> _YOUR OBJECTIVE_: Pick every line from the data that holds the word "JSON".

> _EXERCISE INPUT_:
┌──
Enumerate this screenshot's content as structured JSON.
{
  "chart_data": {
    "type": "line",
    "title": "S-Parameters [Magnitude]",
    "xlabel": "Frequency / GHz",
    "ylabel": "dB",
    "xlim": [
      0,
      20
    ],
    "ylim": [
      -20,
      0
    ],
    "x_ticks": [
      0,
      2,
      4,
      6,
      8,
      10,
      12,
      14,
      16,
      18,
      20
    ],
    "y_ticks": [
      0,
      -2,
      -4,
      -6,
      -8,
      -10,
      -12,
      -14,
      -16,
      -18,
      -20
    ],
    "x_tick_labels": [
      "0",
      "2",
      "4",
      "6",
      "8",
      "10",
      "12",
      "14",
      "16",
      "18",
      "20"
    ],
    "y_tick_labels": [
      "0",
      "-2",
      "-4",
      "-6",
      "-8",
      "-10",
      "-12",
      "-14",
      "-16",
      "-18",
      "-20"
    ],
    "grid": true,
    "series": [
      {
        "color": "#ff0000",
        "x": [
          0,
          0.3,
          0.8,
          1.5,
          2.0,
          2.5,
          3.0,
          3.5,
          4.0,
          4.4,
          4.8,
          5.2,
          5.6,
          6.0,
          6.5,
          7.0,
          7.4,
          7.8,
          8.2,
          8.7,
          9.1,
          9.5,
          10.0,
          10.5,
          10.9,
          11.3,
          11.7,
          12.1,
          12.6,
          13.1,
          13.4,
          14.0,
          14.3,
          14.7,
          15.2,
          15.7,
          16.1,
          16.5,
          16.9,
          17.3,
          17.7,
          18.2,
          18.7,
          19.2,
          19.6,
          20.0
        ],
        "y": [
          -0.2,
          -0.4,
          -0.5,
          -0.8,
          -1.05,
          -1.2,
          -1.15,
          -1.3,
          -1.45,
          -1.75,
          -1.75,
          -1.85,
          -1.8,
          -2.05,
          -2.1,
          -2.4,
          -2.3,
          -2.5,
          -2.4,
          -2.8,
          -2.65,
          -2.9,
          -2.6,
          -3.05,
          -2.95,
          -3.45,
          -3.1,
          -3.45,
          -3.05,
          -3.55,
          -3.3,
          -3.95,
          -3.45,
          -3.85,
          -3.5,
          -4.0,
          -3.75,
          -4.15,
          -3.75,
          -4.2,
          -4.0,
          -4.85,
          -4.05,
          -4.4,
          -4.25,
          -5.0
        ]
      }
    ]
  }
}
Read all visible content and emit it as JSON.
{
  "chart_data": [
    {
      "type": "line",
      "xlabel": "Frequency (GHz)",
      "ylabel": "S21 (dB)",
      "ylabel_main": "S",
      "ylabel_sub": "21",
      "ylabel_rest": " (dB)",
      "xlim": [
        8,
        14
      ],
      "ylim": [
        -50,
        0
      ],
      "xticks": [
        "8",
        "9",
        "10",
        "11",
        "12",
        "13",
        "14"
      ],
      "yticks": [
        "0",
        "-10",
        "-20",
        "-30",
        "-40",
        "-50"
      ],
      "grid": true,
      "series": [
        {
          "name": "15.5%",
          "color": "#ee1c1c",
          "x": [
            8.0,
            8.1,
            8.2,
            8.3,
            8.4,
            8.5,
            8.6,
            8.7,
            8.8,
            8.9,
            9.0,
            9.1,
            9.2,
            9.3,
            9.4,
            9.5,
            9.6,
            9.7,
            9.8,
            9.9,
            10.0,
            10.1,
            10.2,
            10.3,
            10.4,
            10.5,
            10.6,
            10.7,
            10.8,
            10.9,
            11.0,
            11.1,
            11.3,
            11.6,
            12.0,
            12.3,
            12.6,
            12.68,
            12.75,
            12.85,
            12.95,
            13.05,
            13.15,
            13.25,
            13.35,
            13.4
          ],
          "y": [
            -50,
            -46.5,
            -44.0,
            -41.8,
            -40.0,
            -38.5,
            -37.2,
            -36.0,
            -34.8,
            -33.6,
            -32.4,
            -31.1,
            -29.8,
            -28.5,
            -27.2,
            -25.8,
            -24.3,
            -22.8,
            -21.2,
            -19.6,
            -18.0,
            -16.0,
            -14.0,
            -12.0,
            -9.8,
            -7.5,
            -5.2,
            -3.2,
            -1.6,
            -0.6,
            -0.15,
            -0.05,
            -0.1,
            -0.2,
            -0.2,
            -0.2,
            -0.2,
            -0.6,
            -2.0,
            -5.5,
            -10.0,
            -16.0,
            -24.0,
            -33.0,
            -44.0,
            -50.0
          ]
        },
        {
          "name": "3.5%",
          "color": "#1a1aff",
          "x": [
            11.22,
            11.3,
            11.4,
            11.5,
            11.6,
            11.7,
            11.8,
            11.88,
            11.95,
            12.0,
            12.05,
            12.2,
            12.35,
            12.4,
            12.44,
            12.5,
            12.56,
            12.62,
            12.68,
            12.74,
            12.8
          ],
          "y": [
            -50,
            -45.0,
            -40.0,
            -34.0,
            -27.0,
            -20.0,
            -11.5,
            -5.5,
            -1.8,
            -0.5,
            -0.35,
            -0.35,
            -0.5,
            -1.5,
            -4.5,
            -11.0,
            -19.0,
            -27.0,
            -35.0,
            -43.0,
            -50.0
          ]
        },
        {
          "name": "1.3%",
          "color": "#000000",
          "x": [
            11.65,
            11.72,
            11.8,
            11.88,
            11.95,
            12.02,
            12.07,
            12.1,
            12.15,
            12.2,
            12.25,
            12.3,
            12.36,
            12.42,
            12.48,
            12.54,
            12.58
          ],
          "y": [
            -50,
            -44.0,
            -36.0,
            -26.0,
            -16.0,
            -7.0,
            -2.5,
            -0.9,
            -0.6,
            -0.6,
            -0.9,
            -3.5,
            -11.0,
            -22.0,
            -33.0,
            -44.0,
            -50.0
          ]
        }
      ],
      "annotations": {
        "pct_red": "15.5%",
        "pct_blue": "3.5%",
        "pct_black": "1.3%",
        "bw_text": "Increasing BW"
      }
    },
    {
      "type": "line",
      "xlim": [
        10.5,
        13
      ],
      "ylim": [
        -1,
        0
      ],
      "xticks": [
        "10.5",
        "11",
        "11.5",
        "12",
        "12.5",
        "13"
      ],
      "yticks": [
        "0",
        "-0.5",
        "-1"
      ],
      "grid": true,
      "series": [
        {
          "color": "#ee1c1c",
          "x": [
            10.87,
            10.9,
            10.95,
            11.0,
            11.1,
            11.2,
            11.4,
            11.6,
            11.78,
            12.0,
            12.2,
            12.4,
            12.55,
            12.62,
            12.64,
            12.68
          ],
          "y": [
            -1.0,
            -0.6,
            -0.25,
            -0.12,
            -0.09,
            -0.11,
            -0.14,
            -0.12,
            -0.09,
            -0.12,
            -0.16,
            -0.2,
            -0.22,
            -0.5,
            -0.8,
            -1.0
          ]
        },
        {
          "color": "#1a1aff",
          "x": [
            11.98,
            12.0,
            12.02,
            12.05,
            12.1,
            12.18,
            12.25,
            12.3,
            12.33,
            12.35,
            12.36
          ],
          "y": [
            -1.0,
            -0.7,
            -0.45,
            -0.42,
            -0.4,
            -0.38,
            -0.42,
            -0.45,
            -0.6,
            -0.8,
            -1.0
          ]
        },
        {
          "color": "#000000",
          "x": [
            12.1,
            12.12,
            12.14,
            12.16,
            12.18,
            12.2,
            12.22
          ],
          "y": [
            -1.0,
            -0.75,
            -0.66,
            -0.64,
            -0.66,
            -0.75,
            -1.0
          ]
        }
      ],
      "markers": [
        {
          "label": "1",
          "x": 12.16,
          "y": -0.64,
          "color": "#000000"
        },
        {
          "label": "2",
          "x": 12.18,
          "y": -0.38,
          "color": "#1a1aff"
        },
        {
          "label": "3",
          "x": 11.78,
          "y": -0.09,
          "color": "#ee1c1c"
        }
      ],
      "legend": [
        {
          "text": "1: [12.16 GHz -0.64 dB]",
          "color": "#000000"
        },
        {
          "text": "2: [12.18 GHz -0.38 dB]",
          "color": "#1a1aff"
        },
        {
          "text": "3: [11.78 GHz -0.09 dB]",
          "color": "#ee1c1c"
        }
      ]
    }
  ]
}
└──
> _SOLUTION TO THE PROBLEM_:
Enumerate this screenshot's content as structured JSON.
Read all visible content and emit it as JSON.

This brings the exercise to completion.